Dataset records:

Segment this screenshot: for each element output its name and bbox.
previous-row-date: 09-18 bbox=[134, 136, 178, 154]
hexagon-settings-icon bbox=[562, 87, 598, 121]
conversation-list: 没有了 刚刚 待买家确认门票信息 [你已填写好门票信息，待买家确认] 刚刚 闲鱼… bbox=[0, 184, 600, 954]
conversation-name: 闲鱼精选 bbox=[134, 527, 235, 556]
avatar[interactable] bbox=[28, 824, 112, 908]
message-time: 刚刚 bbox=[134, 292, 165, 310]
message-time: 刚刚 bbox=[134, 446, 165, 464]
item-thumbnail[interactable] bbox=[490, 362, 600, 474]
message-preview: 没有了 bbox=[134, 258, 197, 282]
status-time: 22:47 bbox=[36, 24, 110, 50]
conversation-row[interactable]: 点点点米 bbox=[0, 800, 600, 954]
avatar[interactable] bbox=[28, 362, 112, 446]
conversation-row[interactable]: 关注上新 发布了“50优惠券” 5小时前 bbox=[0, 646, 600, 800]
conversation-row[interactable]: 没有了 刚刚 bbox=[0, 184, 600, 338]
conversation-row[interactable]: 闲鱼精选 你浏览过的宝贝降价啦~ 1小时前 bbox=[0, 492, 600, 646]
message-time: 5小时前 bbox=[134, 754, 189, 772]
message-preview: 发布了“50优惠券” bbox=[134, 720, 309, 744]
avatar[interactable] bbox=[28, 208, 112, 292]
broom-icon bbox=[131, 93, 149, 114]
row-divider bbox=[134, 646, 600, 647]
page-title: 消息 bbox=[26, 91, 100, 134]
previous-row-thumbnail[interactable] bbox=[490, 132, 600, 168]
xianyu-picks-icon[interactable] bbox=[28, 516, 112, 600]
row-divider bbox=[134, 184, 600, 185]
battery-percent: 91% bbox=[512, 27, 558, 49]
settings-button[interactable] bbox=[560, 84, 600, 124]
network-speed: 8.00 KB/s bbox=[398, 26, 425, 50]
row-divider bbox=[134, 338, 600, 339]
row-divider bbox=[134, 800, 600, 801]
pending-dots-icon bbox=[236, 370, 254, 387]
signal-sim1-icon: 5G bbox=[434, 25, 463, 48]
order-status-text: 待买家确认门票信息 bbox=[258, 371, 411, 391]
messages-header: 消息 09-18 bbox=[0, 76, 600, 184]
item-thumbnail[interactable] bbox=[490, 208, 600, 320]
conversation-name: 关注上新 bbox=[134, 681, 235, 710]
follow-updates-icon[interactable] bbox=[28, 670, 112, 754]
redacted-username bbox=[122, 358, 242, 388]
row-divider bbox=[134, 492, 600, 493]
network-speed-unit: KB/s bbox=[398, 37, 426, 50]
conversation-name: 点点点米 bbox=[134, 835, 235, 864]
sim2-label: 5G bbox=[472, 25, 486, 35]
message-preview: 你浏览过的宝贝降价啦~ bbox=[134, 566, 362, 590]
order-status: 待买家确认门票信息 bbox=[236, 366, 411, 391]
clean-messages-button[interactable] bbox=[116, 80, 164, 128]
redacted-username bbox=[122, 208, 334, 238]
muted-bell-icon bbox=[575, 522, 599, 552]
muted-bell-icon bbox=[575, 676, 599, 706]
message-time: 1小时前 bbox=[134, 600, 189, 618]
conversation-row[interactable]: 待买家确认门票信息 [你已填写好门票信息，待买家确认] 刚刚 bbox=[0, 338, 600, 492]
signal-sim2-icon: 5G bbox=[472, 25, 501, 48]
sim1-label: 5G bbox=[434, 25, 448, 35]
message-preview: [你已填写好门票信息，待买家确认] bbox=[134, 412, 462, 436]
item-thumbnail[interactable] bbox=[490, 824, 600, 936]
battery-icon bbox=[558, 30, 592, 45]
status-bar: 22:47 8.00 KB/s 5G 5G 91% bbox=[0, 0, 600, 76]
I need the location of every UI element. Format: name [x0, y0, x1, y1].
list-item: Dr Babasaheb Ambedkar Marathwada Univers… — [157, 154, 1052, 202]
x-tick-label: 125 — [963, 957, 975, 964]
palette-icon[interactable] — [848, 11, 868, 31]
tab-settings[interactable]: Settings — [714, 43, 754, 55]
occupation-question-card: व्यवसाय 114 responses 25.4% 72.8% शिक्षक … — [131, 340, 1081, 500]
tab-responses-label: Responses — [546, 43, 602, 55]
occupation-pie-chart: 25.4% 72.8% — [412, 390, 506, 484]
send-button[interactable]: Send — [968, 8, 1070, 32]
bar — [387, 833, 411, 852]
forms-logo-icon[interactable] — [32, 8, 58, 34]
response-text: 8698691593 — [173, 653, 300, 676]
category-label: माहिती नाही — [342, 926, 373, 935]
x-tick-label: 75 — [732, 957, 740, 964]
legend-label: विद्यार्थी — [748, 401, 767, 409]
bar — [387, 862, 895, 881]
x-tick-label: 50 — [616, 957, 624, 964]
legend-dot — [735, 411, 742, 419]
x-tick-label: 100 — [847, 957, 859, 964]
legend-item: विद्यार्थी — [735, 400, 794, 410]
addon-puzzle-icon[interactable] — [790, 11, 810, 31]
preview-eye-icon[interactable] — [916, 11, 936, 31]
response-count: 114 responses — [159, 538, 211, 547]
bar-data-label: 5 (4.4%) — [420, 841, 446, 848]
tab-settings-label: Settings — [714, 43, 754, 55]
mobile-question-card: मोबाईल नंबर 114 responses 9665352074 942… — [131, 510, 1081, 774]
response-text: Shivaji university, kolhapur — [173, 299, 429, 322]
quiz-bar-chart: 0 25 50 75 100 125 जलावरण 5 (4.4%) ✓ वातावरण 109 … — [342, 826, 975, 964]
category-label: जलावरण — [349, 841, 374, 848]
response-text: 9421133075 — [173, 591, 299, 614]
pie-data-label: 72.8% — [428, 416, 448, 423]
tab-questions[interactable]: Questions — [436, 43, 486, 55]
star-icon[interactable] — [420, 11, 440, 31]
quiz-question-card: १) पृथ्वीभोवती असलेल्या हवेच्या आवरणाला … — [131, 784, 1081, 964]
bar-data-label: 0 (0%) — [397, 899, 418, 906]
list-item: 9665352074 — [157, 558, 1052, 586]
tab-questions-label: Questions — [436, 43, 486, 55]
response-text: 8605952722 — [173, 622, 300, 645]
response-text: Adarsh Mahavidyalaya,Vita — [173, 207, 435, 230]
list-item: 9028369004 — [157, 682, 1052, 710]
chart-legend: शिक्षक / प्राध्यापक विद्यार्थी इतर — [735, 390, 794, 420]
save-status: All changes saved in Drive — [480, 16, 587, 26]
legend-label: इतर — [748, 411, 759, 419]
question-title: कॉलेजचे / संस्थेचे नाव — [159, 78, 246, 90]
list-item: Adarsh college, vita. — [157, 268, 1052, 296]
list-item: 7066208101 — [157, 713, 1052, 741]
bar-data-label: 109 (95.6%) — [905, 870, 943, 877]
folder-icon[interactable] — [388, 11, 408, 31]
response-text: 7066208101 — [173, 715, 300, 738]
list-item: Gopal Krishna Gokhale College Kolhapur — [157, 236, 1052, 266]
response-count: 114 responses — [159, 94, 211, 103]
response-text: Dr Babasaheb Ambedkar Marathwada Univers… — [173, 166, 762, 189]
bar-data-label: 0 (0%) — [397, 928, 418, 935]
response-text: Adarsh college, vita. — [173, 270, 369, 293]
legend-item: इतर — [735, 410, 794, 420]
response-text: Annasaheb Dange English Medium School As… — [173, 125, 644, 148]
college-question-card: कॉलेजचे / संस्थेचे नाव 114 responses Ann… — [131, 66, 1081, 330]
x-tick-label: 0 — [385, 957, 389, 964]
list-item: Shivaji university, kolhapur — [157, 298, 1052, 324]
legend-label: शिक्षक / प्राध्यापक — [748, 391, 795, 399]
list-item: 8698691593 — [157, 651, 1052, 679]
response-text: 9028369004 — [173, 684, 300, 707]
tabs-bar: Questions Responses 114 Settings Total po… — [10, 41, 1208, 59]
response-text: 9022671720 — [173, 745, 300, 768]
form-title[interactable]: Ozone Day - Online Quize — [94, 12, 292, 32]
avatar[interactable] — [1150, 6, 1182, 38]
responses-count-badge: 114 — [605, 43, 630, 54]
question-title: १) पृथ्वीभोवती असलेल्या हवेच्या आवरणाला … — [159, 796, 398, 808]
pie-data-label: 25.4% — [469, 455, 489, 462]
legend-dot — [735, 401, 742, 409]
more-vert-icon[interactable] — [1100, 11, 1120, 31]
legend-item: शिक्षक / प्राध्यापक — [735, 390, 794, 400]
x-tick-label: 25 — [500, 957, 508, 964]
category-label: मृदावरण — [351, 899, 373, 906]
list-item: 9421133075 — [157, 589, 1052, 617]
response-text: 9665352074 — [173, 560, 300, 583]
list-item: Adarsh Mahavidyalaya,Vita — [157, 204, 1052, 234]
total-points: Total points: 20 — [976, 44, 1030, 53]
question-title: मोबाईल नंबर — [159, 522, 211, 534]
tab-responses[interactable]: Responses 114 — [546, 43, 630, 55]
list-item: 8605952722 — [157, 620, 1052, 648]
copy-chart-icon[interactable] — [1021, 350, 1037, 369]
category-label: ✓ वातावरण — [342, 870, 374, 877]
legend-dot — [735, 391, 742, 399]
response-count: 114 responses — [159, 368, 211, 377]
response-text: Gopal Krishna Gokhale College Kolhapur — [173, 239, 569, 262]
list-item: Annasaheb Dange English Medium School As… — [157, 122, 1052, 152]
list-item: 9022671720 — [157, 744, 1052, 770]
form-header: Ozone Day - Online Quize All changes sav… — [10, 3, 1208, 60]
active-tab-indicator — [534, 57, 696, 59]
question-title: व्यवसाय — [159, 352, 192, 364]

EXERCISE:
Transcribe the listing verbatim from its first line through the line that holds "message-time: 刚刚 bbox=[134, 446, 165, 464]", including both of those lines.

SOLUTION TO THE EXERCISE:
Segment this screenshot: for each element output its name and bbox.
previous-row-date: 09-18 bbox=[134, 136, 178, 154]
hexagon-settings-icon bbox=[562, 87, 598, 121]
conversation-list: 没有了 刚刚 待买家确认门票信息 [你已填写好门票信息，待买家确认] 刚刚 闲鱼… bbox=[0, 184, 600, 954]
conversation-name: 闲鱼精选 bbox=[134, 527, 235, 556]
avatar[interactable] bbox=[28, 824, 112, 908]
message-time: 刚刚 bbox=[134, 292, 165, 310]
message-time: 刚刚 bbox=[134, 446, 165, 464]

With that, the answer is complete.